▸ PASSAGE SHOWN:
Question Number 162003 by mathlove last updated on 25/Dec/21
$$\sqrt[{\mathrm{4}}]{\mathrm{27}\sqrt[{\mathrm{4}}]{\mathrm{27}\sqrt[{\mathrm{4}}]{\mathrm{27}....\:}}}={x} \\ $$$$\sqrt{\mathrm{5}\sqrt{\mathrm{5}\sqrt{\mathrm{5}\sqrt{\mathrm{5}.....}}}}={y} \\ $$$${y}^{\mathrm{2}} −{x}^{\mathrm{2}} =? \\ $$
Answered by Rasheed.Sindhi last updated on 25/Dec/21
$$\sqrt[{\mathrm{4}}]{\mathrm{27}\sqrt[{\mathrm{4}}]{\mathrm{27}\sqrt[{\mathrm{4}}]{\mathrm{27}....\:}}}={x} \\ $$$$\sqrt{\mathrm{5}\sqrt{\mathrm{5}\sqrt{\mathrm{5}\sqrt{\mathrm{5}.....}}}}={y} \\ $$$${y}^{\mathrm{2}} −{x}^{\mathrm{2}} =? \\ $$$$\bullet{x}^{\mathrm{4}} =\mathrm{27}\sqrt[{\mathrm{4}}]{\mathrm{27}\sqrt[{\mathrm{4}}]{\mathrm{27}....\:}}\:=\mathrm{27}{x}\:\Rightarrow{x}^{\mathrm{3}} =\mathrm{27} \\ $$$$\Rightarrow{x}=\mathrm{3}\Rightarrow{x}^{\mathrm{2}} =\mathrm{9} \\ $$$$\bullet{y}^{\mathrm{2}} =\mathrm{5}\sqrt{\mathrm{5}\sqrt{\mathrm{5}\sqrt{\mathrm{5}.....}}}\:=\mathrm{5}{y}\Rightarrow{y}=\mathrm{5} \\ $$$$\:\:\Rightarrow{y}^{\mathrm{2}} =\mathrm{25} \\ $$$${y}^{\mathrm{2}} −{x}^{\mathrm{2}} =\mathrm{25}−\mathrm{9}=\mathrm{16} \\ $$
Answered by aleks041103 last updated on 25/Dec/21
$${x}=\sqrt[{\mathrm{4}}]{\mathrm{27}\sqrt[{\mathrm{4}}]{\mathrm{27}...}}=\sqrt[{\mathrm{4}}]{\mathrm{27}{x}}\Rightarrow{x}^{\mathrm{4}} =\mathrm{27}{x}\Rightarrow{x}=\mathrm{3} \\ $$$${y}=\sqrt{\mathrm{5}\sqrt{\mathrm{5}\sqrt{\mathrm{5}...}}}=\sqrt{\mathrm{5}{y}}\Rightarrow{y}^{\mathrm{2}} =\mathrm{5}{y}\Rightarrow{y}=\mathrm{5} \\ $$$${y}^{\mathrm{2}} −{x}^{\mathrm{2}} =\mathrm{5}^{\mathrm{2}} −\mathrm{3}^{\mathrm{2}} =\mathrm{16} \\ $$$${Ans}.\:\mathrm{16} \\ $$

Dataset excerpt
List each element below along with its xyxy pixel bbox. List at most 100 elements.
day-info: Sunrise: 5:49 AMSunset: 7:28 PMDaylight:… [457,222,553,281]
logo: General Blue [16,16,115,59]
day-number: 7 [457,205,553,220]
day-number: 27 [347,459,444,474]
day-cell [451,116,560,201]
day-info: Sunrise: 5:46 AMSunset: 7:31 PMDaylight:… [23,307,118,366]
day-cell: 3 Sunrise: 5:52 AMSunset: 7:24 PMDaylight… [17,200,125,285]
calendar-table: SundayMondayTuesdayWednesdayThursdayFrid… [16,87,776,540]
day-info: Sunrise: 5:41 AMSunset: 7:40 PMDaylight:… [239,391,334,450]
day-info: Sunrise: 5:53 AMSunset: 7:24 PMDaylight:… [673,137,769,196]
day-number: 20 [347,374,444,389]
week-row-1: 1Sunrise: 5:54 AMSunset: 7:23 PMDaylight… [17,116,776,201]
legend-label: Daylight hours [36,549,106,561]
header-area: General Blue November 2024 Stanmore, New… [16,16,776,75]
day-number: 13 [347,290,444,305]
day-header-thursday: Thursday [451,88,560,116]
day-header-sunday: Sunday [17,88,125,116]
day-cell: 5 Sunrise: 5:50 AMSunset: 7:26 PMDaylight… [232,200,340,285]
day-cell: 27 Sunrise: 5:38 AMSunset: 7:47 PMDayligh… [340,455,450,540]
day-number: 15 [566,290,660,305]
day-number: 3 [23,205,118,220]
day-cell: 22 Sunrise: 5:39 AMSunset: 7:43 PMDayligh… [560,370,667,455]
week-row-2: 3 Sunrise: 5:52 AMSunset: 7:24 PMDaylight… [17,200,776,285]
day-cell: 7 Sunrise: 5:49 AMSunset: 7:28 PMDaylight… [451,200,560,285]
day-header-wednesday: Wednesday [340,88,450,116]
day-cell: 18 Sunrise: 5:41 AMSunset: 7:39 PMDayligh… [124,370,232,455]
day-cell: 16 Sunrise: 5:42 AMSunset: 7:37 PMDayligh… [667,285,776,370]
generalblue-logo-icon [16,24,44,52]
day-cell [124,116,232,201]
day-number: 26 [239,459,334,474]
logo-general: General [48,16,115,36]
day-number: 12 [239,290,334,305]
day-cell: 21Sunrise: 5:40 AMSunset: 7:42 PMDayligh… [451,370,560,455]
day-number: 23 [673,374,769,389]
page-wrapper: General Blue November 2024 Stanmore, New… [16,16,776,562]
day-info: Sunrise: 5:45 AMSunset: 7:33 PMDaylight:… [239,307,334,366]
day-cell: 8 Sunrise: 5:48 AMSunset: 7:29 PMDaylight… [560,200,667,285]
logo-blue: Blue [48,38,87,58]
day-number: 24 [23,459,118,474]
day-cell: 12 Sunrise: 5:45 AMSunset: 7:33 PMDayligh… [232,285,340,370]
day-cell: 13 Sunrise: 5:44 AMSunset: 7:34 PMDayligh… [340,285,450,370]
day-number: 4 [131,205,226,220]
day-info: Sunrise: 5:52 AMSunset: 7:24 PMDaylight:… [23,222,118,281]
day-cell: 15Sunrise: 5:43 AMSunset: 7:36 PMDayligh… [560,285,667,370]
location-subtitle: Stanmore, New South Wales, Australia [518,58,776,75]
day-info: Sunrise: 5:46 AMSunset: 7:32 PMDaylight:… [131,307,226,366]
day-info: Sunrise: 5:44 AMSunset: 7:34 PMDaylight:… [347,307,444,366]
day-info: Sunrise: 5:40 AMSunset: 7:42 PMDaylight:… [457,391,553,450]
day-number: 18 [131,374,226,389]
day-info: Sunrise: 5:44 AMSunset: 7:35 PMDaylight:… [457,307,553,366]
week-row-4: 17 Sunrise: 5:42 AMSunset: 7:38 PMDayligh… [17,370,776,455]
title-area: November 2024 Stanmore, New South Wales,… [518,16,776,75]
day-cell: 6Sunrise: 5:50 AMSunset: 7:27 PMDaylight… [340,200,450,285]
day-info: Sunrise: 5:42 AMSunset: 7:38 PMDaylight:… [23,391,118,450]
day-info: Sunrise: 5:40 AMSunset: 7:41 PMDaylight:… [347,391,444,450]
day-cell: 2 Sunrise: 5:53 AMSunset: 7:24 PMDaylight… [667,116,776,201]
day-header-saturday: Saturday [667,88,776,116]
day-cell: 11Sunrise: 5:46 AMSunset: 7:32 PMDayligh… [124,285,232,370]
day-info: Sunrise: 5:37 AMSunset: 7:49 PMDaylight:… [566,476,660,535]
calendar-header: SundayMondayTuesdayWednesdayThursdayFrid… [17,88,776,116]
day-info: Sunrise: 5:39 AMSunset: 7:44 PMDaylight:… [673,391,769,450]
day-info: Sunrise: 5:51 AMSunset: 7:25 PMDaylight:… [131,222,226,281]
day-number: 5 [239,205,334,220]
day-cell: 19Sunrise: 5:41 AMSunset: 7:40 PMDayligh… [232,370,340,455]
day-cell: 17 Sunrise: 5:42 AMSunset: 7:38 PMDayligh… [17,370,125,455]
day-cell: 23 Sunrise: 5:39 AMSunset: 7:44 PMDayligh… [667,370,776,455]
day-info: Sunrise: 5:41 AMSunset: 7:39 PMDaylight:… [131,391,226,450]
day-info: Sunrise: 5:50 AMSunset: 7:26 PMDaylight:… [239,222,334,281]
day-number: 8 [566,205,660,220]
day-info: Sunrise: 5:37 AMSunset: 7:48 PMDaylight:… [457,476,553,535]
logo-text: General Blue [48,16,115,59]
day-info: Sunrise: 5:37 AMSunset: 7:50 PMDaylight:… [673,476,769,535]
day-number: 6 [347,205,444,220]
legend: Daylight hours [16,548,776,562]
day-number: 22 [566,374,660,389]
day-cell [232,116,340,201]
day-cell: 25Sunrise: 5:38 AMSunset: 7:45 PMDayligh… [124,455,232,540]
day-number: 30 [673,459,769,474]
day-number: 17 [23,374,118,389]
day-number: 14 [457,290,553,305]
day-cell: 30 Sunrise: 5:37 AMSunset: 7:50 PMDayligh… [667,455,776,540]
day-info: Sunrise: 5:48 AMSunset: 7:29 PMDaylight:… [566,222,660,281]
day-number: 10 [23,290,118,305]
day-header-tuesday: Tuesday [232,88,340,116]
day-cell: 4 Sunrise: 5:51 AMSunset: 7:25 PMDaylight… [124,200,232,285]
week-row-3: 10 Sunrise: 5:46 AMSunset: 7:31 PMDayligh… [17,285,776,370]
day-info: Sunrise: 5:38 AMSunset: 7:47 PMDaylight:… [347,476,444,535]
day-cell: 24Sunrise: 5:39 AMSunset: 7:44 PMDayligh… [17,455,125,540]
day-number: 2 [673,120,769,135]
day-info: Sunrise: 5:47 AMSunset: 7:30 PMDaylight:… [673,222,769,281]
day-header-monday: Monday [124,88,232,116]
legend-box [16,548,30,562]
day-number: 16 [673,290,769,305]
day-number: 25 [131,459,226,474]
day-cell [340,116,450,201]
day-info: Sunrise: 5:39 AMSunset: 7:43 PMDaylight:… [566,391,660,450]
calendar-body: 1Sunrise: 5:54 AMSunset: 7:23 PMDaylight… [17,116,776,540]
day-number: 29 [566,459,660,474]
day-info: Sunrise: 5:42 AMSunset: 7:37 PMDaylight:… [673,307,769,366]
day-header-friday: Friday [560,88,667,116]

▸ TO DO:
A) In the nested-radicals thread, what value of y² − x² do both answers arrive at?
B) Arrange the entries, starting at the first entry and ending at the line that contains "day-header-sunday: Sunday [17,88,125,116]", as a Markdown table with columns n and Line. Leave out blank lines.

▸ RESULTS FOR EACH TASK:
A) 16

B)
| n | Line |
|---|---|
| 1 | List each element below along with its xyxy pixel bbox. List at most 100 elements. |
| 2 | day-info: Sunrise: 5:49 AMSunset: 7:28 PMDaylight:… [457,222,553,281] |
| 3 | logo: General Blue [16,16,115,59] |
| 4 | day-number: 7 [457,205,553,220] |
| 5 | day-number: 27 [347,459,444,474] |
| 6 | day-cell [451,116,560,201] |
| 7 | day-info: Sunrise: 5:46 AMSunset: 7:31 PMDaylight:… [23,307,118,366] |
| 8 | day-cell: 3 Sunrise: 5:52 AMSunset: 7:24 PMDaylight… [17,200,125,285] |
| 9 | calendar-table: SundayMondayTuesdayWednesdayThursdayFrid… [16,87,776,540] |
| 10 | day-info: Sunrise: 5:41 AMSunset: 7:40 PMDaylight:… [239,391,334,450] |
| 11 | day-info: Sunrise: 5:53 AMSunset: 7:24 PMDaylight:… [673,137,769,196] |
| 12 | day-number: 20 [347,374,444,389] |
| 13 | week-row-1: 1Sunrise: 5:54 AMSunset: 7:23 PMDaylight… [17,116,776,201] |
| 14 | legend-label: Daylight hours [36,549,106,561] |
| 15 | header-area: General Blue November 2024 Stanmore, New… [16,16,776,75] |
| 16 | day-number: 13 [347,290,444,305] |
| 17 | day-header-thursday: Thursday [451,88,560,116] |
| 18 | day-header-sunday: Sunday [17,88,125,116] |